Photo: BIRN

Gap Between Debt and Surplus Fuels Suspicions of Health Fund Mismanagement

Health Insurance Fund’s reported budget surplus for last year, despite an overall 30 million euros debt, raises questions of budget mismanagement.

Kosovo’s Health Insurance Fund has been providing help since 2014 with diseases that cannot be treated in Kosovar hospitals, whose patients have to travel abroad to get a cure.

The budget for 2023 for the Health Insurance Fund, HIF, is 8 million euros, while acting director Bujar Kaçuri says they have surplus money left from the budget. Meanwhile, the Fund has a debt of about 30 million euros accumulated since its establishment in 2014.

That gap prompted a fierce debate between the former director of HIF Fatmir Plakiqi and Kaçuri regarding the debt, the budget surplus and the management of HIF on the KallxoPërnime show.

The program for medical treatment abroad has generated much discussion during the past year as journalistic investigations highlighted the misuse of public money. 

Within the Fund a special program covers the costs of treatment outside public health institutions in the country for all citizens who need it.

But Plakiqi said that the surplus highlighted poor management of the Health Fund. “He [Kaçuri] says that the Fund has debts of around 30 million, but on the other hand the Fund has surplus funds. You were able to pay the debt,” said Plakiqi.

The former director of HIF said that the Clinical and University Hospital Service of Kosovoand the Ministry of Health put the Fund in debt.

Kaçuri said that those budget surpluses have gone to the state purse. He said that during the verification of patients’ cases by the management board, a multitude of violations were observed.

According to him, there has been an increase in prices and non-compliance with the criteria derived from the administrative instruction, which have been recorded for investigation by the police.

Kallxo.com journalist Valon Fana in KallxoPërnime said the burden of finding a hospital for recovery outside public health institutions falls on the patients’ families, so they go to agencies that have been opened near the HIF.

“What we have seen in analysis of the legislation for the Health Insurance Fund is a ‘mountain’ of problems. The entire burden of finding a private hospital falls to the patient,” Fana said.

Regarding the agreement between Kosovo and Turkey to send 100 patients for treatment to Turkey at no additional cost, Fana said that number has not been met every time.

On the other hand, Kaçuri said that due to the debts created in the Fund, Turkey had decided not to implement the agreement anymore.

About 94 per cent of the budget for treatment abroad goes to Turkish hospitals.

In the past year, media reported suspicions of abuses with the treatment of patients abroad. In July last year, the government appointed the board of the HIF.

[Records from a collection]
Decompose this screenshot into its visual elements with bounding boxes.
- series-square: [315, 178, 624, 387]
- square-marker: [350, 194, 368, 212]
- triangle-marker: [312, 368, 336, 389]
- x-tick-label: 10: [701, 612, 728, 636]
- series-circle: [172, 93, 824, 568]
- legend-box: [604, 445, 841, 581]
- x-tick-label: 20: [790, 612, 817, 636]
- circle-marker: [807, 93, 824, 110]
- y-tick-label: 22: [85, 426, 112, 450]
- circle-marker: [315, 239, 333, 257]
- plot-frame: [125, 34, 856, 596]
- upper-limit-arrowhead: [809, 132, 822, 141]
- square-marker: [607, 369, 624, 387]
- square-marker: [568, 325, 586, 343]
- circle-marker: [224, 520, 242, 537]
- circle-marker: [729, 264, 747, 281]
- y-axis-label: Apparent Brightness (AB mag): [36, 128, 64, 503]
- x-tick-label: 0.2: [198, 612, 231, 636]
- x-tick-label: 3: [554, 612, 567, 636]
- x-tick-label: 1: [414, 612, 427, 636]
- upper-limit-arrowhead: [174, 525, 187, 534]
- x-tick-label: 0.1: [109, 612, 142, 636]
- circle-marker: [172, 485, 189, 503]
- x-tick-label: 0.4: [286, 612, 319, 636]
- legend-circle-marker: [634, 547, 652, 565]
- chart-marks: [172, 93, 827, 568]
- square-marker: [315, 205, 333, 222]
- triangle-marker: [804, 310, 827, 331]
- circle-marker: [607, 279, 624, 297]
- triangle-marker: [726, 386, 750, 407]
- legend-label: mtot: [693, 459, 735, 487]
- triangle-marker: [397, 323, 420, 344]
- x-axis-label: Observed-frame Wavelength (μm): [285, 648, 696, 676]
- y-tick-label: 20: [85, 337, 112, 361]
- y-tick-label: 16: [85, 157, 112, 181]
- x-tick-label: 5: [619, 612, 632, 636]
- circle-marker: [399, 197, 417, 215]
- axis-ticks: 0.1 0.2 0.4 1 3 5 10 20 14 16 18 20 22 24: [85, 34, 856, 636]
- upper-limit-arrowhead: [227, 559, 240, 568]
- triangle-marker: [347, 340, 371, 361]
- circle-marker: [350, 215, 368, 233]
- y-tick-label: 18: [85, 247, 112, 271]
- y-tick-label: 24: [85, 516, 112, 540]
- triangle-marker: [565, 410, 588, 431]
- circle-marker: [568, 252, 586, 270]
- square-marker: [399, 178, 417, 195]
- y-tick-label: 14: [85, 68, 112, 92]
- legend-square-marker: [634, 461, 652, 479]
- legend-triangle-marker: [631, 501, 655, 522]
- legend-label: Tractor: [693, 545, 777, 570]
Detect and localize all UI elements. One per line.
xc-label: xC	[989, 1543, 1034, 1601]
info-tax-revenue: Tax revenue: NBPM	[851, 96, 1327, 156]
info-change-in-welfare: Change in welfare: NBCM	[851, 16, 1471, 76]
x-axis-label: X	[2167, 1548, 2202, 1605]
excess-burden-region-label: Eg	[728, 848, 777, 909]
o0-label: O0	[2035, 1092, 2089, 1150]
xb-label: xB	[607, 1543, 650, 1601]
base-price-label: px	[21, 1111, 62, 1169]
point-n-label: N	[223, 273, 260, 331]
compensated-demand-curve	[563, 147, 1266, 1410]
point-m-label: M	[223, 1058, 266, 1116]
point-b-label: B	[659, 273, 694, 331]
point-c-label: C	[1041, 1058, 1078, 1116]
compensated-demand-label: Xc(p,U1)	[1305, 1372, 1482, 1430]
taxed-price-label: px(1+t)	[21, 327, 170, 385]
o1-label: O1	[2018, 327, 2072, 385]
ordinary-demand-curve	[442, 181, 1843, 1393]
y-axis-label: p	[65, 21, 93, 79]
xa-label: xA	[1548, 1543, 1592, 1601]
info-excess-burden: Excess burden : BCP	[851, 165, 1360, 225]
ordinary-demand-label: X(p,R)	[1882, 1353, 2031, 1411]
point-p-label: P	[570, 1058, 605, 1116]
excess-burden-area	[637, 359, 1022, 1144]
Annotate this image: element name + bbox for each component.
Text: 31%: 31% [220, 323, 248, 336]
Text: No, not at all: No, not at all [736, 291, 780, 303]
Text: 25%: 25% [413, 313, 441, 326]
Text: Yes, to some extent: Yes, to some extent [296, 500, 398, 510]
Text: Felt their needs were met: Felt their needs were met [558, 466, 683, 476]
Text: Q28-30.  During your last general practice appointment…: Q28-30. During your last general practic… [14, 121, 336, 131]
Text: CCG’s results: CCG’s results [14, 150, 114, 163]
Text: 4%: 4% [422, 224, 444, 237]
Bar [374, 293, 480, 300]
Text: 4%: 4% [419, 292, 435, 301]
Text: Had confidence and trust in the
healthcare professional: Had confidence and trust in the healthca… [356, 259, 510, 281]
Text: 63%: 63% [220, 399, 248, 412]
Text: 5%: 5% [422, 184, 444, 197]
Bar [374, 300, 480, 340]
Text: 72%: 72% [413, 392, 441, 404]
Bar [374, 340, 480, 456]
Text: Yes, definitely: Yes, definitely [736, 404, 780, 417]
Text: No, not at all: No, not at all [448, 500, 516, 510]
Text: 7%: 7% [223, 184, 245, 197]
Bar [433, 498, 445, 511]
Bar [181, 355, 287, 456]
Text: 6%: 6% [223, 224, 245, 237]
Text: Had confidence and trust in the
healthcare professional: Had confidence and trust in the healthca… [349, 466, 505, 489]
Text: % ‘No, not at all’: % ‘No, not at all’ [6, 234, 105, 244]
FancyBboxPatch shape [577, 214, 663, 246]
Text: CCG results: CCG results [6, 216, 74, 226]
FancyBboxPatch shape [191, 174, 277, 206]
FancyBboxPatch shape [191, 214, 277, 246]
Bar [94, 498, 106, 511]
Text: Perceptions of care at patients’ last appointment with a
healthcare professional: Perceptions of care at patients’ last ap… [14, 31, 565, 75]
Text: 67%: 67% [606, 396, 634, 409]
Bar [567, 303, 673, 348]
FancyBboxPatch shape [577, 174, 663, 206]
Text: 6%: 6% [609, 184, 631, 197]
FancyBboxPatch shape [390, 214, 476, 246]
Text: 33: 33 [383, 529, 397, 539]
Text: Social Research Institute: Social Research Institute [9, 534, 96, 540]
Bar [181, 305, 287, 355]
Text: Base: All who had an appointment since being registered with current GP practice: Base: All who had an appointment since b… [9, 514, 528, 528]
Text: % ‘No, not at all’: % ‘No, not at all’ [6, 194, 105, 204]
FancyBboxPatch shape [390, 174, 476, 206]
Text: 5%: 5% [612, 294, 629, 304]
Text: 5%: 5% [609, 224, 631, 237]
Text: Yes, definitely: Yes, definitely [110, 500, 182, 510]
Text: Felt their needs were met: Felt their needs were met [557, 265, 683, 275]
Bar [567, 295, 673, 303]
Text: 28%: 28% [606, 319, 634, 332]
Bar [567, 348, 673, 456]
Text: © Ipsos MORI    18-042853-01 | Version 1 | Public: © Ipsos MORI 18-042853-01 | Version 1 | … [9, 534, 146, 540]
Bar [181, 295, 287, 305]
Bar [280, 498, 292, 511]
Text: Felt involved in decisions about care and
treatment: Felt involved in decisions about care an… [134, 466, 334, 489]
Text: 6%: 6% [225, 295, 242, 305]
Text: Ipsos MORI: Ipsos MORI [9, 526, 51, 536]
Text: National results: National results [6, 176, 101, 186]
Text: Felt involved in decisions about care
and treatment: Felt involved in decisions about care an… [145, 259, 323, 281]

• _Task list_
1) Output the stretch of the Health Fund article from "The former director of HIF said" through "by the police.".
2) According to the Health Fund article, what share of the budget for treatment abroad goes to Turkish hospitals?
3) Condense the paragraph of the Health Fund article that begins "The budget for 2023 for the Health Insurance Fund" into one shorter sentence, keeping its main facts.

• _Task-by-task solutions_
1)
The former director of HIF said that the Clinical and University Hospital Service of Kosovoand the Ministry of Health put the Fund in debt.

Kaçuri said that those budget surpluses have gone to the state purse. He said that during the verification of patients’ cases by the management board, a multitude of violations were observed.

According to him, there has been an increase in prices and non-compliance with the criteria derived from the administrative instruction, which have been recorded for investigation by the police.

2) About 94 percent.

3) The Health Insurance Fund has a 2023 budget of 8 million euros and, according to acting director Bujar Kaçuri, surplus money left over, yet it carries about 30 million euros of debt accumulated since its founding in 2014.